Record list:
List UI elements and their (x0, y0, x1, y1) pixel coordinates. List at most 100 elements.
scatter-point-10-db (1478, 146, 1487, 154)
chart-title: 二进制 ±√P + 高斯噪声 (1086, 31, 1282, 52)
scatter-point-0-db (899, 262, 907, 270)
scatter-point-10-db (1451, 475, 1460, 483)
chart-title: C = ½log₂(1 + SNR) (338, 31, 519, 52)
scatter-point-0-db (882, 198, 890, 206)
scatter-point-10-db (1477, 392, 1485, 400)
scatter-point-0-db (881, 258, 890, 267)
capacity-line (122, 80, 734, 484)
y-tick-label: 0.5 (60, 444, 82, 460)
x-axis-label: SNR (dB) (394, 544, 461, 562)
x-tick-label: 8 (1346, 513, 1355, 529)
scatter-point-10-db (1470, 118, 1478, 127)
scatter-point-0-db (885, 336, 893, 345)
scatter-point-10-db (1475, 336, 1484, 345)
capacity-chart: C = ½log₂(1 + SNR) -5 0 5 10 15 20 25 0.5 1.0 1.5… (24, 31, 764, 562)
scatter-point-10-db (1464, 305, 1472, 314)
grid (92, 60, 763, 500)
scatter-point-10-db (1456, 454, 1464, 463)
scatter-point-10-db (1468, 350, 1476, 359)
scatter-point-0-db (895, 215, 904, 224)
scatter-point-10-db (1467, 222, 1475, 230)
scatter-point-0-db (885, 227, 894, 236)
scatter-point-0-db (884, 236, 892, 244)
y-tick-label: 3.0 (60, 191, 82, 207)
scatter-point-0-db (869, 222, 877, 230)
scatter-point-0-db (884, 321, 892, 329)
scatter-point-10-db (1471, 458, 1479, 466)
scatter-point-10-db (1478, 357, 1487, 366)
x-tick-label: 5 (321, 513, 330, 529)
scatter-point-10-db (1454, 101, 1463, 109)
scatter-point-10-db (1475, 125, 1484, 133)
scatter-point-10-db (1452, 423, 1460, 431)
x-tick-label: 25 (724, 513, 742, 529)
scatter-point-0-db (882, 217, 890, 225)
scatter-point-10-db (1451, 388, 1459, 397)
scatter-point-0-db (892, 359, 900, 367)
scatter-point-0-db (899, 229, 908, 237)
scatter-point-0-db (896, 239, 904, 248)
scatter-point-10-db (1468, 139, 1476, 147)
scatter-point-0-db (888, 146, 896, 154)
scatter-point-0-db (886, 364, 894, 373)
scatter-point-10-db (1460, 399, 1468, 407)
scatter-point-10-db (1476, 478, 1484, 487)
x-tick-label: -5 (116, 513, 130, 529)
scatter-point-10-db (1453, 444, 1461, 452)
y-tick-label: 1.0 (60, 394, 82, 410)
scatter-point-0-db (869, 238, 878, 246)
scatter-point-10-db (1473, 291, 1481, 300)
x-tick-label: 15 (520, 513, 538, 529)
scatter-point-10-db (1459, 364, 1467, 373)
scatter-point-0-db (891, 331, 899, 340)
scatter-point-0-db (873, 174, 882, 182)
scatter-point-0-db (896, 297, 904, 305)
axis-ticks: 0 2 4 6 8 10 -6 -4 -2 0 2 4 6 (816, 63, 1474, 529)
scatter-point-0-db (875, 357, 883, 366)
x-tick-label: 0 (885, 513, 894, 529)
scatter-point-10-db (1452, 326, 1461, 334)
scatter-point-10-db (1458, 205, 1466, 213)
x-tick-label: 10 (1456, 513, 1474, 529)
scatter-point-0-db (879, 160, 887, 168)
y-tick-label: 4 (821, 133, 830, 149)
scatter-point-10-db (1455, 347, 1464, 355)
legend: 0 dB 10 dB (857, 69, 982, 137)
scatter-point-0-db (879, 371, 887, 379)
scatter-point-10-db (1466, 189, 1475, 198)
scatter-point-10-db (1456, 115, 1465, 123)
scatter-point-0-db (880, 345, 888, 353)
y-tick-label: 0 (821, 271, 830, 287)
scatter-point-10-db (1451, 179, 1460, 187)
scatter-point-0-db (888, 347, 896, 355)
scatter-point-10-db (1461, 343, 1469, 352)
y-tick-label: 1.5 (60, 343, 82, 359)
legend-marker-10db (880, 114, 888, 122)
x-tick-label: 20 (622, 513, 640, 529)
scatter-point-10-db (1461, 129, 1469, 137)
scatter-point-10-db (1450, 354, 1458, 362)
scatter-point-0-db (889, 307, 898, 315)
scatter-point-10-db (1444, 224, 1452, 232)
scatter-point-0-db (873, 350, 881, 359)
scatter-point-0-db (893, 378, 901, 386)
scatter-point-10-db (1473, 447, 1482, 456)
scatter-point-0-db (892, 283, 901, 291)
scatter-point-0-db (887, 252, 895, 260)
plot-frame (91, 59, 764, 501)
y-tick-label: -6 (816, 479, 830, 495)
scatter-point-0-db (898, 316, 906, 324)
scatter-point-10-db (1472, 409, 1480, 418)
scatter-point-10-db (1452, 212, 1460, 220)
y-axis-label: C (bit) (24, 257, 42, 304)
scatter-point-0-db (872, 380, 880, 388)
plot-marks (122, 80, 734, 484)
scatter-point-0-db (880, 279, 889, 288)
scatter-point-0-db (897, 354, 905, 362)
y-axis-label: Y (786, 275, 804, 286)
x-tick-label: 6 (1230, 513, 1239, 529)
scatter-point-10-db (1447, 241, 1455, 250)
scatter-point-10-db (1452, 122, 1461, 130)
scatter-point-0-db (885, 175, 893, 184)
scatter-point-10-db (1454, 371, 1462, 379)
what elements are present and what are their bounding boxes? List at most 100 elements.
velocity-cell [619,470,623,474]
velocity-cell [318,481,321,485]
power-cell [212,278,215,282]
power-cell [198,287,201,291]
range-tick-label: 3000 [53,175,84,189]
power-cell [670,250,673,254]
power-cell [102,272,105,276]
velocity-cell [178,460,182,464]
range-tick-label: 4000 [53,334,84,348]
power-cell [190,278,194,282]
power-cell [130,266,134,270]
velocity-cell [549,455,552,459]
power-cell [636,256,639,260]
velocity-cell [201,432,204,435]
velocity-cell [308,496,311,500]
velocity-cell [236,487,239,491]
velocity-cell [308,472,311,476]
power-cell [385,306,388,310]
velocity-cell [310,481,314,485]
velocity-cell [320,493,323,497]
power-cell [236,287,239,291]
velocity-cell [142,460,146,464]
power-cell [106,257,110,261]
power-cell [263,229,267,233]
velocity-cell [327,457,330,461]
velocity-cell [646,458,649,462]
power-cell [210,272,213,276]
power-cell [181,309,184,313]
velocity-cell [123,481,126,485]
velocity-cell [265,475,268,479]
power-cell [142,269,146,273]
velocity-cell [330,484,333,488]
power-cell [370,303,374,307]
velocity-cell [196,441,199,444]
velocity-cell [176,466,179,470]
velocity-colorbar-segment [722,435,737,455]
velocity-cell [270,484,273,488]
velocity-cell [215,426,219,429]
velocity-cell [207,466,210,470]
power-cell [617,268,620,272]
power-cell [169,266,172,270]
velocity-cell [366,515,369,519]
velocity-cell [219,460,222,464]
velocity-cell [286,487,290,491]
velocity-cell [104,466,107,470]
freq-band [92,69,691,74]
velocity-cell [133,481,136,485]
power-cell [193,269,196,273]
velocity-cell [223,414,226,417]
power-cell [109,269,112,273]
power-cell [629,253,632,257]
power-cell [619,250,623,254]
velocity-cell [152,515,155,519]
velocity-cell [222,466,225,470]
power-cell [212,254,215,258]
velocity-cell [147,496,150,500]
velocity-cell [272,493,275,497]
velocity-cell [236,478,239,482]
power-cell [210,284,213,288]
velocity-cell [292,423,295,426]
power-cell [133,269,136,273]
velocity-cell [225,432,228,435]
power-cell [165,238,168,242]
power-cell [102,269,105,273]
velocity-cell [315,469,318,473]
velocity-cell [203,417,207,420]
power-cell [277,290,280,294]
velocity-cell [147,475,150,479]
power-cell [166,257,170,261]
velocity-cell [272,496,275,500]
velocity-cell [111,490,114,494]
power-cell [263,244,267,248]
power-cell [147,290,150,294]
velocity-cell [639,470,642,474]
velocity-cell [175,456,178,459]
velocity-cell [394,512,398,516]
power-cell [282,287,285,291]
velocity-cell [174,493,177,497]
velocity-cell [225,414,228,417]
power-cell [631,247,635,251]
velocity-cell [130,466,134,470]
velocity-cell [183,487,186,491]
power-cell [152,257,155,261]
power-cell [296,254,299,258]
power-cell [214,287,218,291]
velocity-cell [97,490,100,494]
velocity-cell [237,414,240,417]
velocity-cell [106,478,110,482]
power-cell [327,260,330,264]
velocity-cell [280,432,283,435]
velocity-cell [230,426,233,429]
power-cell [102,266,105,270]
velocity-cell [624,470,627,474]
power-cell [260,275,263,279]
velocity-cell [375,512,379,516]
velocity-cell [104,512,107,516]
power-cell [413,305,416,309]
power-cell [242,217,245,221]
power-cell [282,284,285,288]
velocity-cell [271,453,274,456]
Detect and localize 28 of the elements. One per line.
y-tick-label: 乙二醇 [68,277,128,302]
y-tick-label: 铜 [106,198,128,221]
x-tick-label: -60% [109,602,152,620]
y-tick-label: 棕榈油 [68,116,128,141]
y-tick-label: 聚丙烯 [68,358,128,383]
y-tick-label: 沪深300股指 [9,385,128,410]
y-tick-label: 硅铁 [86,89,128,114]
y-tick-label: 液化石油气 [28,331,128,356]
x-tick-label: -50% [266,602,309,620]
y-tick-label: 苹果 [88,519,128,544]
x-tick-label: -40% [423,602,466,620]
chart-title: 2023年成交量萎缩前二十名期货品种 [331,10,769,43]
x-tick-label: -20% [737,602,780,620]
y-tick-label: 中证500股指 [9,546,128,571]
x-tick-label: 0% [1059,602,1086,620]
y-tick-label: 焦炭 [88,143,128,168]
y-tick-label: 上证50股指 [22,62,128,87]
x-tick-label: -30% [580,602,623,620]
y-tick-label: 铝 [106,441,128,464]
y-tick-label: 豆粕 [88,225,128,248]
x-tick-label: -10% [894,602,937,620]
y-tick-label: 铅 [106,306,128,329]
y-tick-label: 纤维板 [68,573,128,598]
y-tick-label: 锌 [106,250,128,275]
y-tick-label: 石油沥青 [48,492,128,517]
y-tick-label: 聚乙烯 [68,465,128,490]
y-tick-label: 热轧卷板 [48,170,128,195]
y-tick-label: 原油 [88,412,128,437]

The task: Return the items verbatim, starting at the first line of the items above and ending at the line that contains "scatter-point-10-db (1471, 458, 1479, 466)", with both of those lines included.

Written response:
List UI elements and their (x0, y0, x1, y1) pixel coordinates. List at most 100 elements.
scatter-point-10-db (1478, 146, 1487, 154)
chart-title: 二进制 ±√P + 高斯噪声 (1086, 31, 1282, 52)
scatter-point-0-db (899, 262, 907, 270)
scatter-point-10-db (1451, 475, 1460, 483)
chart-title: C = ½log₂(1 + SNR) (338, 31, 519, 52)
scatter-point-0-db (882, 198, 890, 206)
scatter-point-10-db (1477, 392, 1485, 400)
scatter-point-0-db (881, 258, 890, 267)
capacity-line (122, 80, 734, 484)
y-tick-label: 0.5 (60, 444, 82, 460)
x-axis-label: SNR (dB) (394, 544, 461, 562)
x-tick-label: 8 (1346, 513, 1355, 529)
scatter-point-10-db (1470, 118, 1478, 127)
scatter-point-0-db (885, 336, 893, 345)
scatter-point-10-db (1475, 336, 1484, 345)
capacity-chart: C = ½log₂(1 + SNR) -5 0 5 10 15 20 25 0.5 1.0 1.5… (24, 31, 764, 562)
scatter-point-10-db (1464, 305, 1472, 314)
grid (92, 60, 763, 500)
scatter-point-10-db (1456, 454, 1464, 463)
scatter-point-10-db (1468, 350, 1476, 359)
scatter-point-0-db (895, 215, 904, 224)
scatter-point-10-db (1467, 222, 1475, 230)
scatter-point-0-db (885, 227, 894, 236)
scatter-point-0-db (884, 236, 892, 244)
y-tick-label: 3.0 (60, 191, 82, 207)
scatter-point-0-db (869, 222, 877, 230)
scatter-point-0-db (884, 321, 892, 329)
scatter-point-10-db (1471, 458, 1479, 466)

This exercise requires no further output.